**What is expected**
In how many lines of the data does the word "work" appear? Give the number by itself.

———

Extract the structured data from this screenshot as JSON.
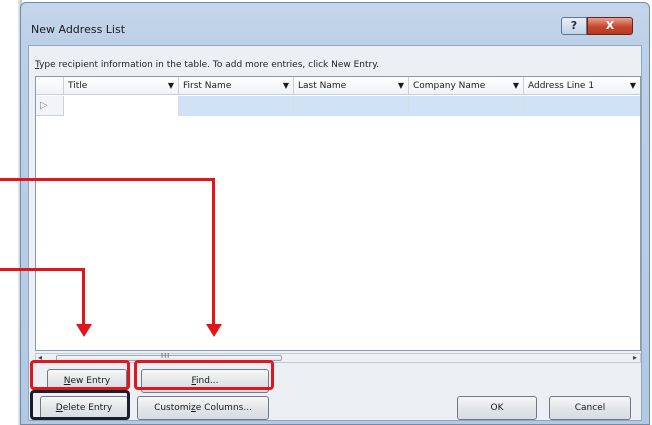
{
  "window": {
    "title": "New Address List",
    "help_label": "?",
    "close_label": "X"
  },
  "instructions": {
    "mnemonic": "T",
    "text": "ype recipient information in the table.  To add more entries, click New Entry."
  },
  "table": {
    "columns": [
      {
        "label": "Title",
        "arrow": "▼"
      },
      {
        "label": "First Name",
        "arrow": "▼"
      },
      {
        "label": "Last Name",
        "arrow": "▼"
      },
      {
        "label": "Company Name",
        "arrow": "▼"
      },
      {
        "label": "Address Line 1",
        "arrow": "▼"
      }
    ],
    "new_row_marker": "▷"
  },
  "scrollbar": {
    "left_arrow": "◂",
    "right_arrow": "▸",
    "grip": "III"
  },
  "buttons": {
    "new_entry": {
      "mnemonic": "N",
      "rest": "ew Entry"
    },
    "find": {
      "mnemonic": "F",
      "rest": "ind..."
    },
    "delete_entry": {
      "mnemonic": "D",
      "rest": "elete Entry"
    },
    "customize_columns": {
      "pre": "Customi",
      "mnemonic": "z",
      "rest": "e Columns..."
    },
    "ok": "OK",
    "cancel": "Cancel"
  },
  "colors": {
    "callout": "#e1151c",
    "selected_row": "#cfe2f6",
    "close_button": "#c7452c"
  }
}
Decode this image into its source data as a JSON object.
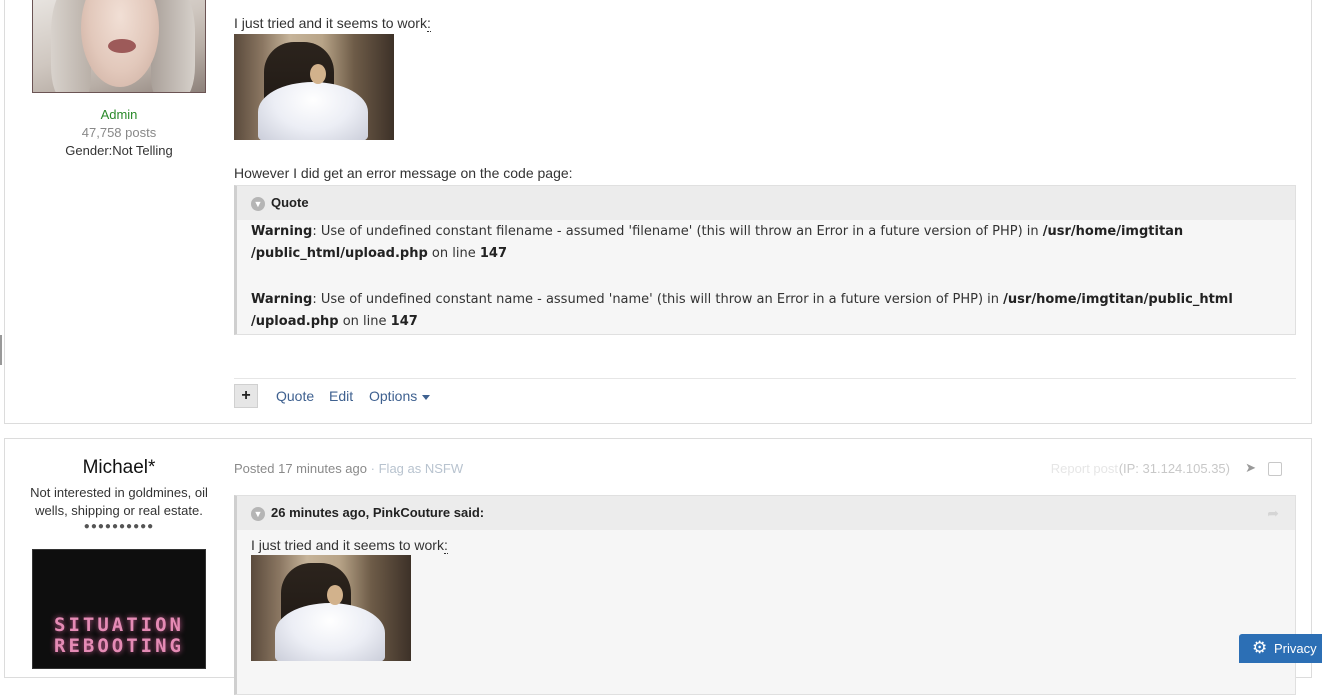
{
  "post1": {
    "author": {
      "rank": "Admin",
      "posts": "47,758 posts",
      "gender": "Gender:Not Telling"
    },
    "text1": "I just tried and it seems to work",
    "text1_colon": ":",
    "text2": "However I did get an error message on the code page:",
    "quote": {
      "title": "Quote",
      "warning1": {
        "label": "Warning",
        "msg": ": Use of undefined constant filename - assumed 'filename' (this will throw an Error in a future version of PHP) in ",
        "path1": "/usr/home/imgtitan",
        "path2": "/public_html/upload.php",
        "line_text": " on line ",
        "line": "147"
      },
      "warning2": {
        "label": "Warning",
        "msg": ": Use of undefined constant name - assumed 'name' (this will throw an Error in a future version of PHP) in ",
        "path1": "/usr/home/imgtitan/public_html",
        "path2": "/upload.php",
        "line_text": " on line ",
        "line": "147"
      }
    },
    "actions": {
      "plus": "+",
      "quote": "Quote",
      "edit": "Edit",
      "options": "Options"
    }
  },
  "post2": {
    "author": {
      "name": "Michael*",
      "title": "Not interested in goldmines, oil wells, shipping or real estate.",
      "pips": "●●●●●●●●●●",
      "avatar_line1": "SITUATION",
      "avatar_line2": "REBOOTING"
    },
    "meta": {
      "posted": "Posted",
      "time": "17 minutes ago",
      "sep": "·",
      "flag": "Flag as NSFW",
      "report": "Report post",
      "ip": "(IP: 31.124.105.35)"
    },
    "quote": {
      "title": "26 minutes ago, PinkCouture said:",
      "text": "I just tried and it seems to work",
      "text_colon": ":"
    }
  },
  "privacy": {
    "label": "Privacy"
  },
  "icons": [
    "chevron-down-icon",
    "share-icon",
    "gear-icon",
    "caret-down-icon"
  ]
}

———

**Finished answer**
2